Transcribe the entries below exactly.

====

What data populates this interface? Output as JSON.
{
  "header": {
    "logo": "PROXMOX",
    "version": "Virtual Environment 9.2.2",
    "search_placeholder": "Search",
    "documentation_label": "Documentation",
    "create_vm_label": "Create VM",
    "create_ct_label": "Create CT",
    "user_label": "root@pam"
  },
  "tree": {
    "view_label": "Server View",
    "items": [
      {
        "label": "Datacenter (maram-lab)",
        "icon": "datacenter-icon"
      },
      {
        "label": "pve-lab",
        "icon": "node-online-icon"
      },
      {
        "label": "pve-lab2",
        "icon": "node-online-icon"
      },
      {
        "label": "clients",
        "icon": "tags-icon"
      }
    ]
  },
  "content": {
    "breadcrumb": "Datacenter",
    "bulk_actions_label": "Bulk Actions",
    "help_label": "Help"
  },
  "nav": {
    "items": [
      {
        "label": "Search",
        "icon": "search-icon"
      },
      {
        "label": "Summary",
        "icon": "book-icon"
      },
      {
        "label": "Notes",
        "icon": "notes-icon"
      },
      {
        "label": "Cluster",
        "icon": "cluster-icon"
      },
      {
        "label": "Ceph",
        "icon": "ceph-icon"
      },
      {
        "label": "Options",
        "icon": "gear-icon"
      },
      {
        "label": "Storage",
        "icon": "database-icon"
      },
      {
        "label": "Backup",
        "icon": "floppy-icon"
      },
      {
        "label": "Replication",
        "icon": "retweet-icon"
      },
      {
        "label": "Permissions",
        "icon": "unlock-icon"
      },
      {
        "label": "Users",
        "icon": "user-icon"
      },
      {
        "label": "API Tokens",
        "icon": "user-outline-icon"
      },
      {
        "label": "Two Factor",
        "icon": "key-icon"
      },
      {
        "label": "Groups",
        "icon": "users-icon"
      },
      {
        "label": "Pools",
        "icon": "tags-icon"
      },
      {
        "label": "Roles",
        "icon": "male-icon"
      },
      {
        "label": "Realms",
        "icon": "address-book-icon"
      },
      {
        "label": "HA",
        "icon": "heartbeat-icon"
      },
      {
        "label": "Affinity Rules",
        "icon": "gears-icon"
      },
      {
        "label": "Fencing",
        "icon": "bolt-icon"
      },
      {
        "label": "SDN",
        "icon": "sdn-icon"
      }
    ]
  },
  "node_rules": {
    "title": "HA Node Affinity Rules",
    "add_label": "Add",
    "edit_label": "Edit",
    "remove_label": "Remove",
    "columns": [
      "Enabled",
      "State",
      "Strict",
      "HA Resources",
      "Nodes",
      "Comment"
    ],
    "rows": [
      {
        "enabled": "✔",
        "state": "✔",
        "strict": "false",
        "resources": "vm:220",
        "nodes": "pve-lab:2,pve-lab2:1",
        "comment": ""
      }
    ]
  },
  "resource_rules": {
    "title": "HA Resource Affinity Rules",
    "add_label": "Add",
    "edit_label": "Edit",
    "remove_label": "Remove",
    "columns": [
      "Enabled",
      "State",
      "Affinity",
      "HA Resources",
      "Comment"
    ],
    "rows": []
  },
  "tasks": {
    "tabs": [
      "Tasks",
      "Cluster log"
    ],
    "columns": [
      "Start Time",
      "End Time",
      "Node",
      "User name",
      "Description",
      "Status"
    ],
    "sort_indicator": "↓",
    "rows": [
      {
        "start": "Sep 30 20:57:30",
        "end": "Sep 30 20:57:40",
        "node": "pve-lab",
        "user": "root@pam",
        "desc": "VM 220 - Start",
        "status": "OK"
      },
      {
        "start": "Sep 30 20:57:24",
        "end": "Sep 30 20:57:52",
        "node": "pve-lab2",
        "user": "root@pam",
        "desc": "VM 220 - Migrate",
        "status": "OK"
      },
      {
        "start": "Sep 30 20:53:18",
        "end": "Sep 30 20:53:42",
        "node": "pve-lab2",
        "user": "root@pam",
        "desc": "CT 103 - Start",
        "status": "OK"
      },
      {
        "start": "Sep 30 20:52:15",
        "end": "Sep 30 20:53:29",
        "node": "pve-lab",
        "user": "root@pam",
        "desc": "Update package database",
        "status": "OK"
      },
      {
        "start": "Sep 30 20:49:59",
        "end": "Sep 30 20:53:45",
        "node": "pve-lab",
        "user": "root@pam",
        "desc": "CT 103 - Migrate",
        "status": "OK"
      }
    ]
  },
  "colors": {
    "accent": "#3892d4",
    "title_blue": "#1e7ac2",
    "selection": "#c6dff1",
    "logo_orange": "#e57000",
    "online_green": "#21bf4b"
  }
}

====

* RESPONSE
What data populates this interface? Output as JSON.
{
  "header": {
    "logo": "PROXMOX",
    "version": "Virtual Environment 9.2.2",
    "search_placeholder": "Search",
    "documentation_label": "Documentation",
    "create_vm_label": "Create VM",
    "create_ct_label": "Create CT",
    "user_label": "root@pam"
  },
  "tree": {
    "view_label": "Server View",
    "items": [
      {
        "label": "Datacenter (maram-lab)",
        "icon": "datacenter-icon"
      },
      {
        "label": "pve-lab",
        "icon": "node-online-icon"
      },
      {
        "label": "pve-lab2",
        "icon": "node-online-icon"
      },
      {
        "label": "clients",
        "icon": "tags-icon"
      }
    ]
  },
  "content": {
    "breadcrumb": "Datacenter",
    "bulk_actions_label": "Bulk Actions",
    "help_label": "Help"
  },
  "nav": {
    "items": [
      {
        "label": "Search",
        "icon": "search-icon"
      },
      {
        "label": "Summary",
        "icon": "book-icon"
      },
      {
        "label": "Notes",
        "icon": "notes-icon"
      },
      {
        "label": "Cluster",
        "icon": "cluster-icon"
      },
      {
        "label": "Ceph",
        "icon": "ceph-icon"
      },
      {
        "label": "Options",
        "icon": "gear-icon"
      },
      {
        "label": "Storage",
        "icon": "database-icon"
      },
      {
        "label": "Backup",
        "icon": "floppy-icon"
      },
      {
        "label": "Replication",
        "icon": "retweet-icon"
      },
      {
        "label": "Permissions",
        "icon": "unlock-icon"
      },
      {
        "label": "Users",
        "icon": "user-icon"
      },
      {
        "label": "API Tokens",
        "icon": "user-outline-icon"
      },
      {
        "label": "Two Factor",
        "icon": "key-icon"
      },
      {
        "label": "Groups",
        "icon": "users-icon"
      },
      {
        "label": "Pools",
        "icon": "tags-icon"
      },
      {
        "label": "Roles",
        "icon": "male-icon"
      },
      {
        "label": "Realms",
        "icon": "address-book-icon"
      },
      {
        "label": "HA",
        "icon": "heartbeat-icon"
      },
      {
        "label": "Affinity Rules",
        "icon": "gears-icon"
      },
      {
        "label": "Fencing",
        "icon": "bolt-icon"
      },
      {
        "label": "SDN",
        "icon": "sdn-icon"
      }
    ]
  },
  "node_rules": {
    "title": "HA Node Affinity Rules",
    "add_label": "Add",
    "edit_label": "Edit",
    "remove_label": "Remove",
    "columns": [
      "Enabled",
      "State",
      "Strict",
      "HA Resources",
      "Nodes",
      "Comment"
    ],
    "rows": [
      {
        "enabled": "✔",
        "state": "✔",
        "strict": "false",
        "resources": "vm:220",
        "nodes": "pve-lab:2,pve-lab2:1",
        "comment": ""
      }
    ]
  },
  "resource_rules": {
    "title": "HA Resource Affinity Rules",
    "add_label": "Add",
    "edit_label": "Edit",
    "remove_label": "Remove",
    "columns": [
      "Enabled",
      "State",
      "Affinity",
      "HA Resources",
      "Comment"
    ],
    "rows": []
  },
  "tasks": {
    "tabs": [
      "Tasks",
      "Cluster log"
    ],
    "columns": [
      "Start Time",
      "End Time",
      "Node",
      "User name",
      "Description",
      "Status"
    ],
    "sort_indicator": "↓",
    "rows": [
      {
        "start": "Sep 30 20:57:30",
        "end": "Sep 30 20:57:40",
        "node": "pve-lab",
        "user": "root@pam",
        "desc": "VM 220 - Start",
        "status": "OK"
      },
      {
        "start": "Sep 30 20:57:24",
        "end": "Sep 30 20:57:52",
        "node": "pve-lab2",
        "user": "root@pam",
        "desc": "VM 220 - Migrate",
        "status": "OK"
      },
      {
        "start": "Sep 30 20:53:18",
        "end": "Sep 30 20:53:42",
        "node": "pve-lab2",
        "user": "root@pam",
        "desc": "CT 103 - Start",
        "status": "OK"
      },
      {
        "start": "Sep 30 20:52:15",
        "end": "Sep 30 20:53:29",
        "node": "pve-lab",
        "user": "root@pam",
        "desc": "Update package database",
        "status": "OK"
      },
      {
        "start": "Sep 30 20:49:59",
        "end": "Sep 30 20:53:45",
        "node": "pve-lab",
        "user": "root@pam",
        "desc": "CT 103 - Migrate",
        "status": "OK"
      }
    ]
  },
  "colors": {
    "accent": "#3892d4",
    "title_blue": "#1e7ac2",
    "selection": "#c6dff1",
    "logo_orange": "#e57000",
    "online_green": "#21bf4b"
  }
}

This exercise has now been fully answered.